▶ _WHAT THIS TASK INVOLVES_
Repeat the entire listing exactly.

▶ _DATASET RECORDS_

'''

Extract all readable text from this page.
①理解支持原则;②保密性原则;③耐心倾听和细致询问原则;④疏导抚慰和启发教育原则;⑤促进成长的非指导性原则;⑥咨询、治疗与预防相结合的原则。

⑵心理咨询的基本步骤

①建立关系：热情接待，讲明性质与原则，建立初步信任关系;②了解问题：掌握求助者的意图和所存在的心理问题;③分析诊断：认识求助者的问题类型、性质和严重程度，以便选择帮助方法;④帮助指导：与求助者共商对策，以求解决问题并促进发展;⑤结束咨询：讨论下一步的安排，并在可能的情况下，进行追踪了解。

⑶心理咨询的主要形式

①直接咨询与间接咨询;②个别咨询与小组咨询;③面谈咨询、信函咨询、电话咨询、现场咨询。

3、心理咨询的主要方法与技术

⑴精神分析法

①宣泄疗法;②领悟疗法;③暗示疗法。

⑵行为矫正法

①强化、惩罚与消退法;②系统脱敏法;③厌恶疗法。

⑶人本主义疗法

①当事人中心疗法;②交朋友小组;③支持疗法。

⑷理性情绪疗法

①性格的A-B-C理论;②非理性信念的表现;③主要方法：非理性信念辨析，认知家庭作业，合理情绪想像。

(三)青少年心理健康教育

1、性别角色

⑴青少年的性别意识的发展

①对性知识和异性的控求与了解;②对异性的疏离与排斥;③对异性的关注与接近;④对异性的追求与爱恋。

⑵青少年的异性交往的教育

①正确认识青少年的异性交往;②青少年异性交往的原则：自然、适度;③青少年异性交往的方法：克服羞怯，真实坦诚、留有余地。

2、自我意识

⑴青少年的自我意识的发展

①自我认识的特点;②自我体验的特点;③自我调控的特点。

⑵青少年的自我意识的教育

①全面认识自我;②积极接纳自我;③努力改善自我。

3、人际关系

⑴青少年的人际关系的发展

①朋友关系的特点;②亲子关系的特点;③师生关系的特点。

'''

▶ _FINISHED EXERCISE_
Extract all readable text from this page.
①理解支持原则;②保密性原则;③耐心倾听和细致询问原则;④疏导抚慰和启发教育原则;⑤促进成长的非指导性原则;⑥咨询、治疗与预防相结合的原则。

⑵心理咨询的基本步骤

①建立关系：热情接待，讲明性质与原则，建立初步信任关系;②了解问题：掌握求助者的意图和所存在的心理问题;③分析诊断：认识求助者的问题类型、性质和严重程度，以便选择帮助方法;④帮助指导：与求助者共商对策，以求解决问题并促进发展;⑤结束咨询：讨论下一步的安排，并在可能的情况下，进行追踪了解。

⑶心理咨询的主要形式

①直接咨询与间接咨询;②个别咨询与小组咨询;③面谈咨询、信函咨询、电话咨询、现场咨询。

3、心理咨询的主要方法与技术

⑴精神分析法

①宣泄疗法;②领悟疗法;③暗示疗法。

⑵行为矫正法

①强化、惩罚与消退法;②系统脱敏法;③厌恶疗法。

⑶人本主义疗法

①当事人中心疗法;②交朋友小组;③支持疗法。

⑷理性情绪疗法

①性格的A-B-C理论;②非理性信念的表现;③主要方法：非理性信念辨析，认知家庭作业，合理情绪想像。

(三)青少年心理健康教育

1、性别角色

⑴青少年的性别意识的发展

①对性知识和异性的控求与了解;②对异性的疏离与排斥;③对异性的关注与接近;④对异性的追求与爱恋。

⑵青少年的异性交往的教育

①正确认识青少年的异性交往;②青少年异性交往的原则：自然、适度;③青少年异性交往的方法：克服羞怯，真实坦诚、留有余地。

2、自我意识

⑴青少年的自我意识的发展

①自我认识的特点;②自我体验的特点;③自我调控的特点。

⑵青少年的自我意识的教育

①全面认识自我;②积极接纳自我;③努力改善自我。

3、人际关系

⑴青少年的人际关系的发展

①朋友关系的特点;②亲子关系的特点;③师生关系的特点。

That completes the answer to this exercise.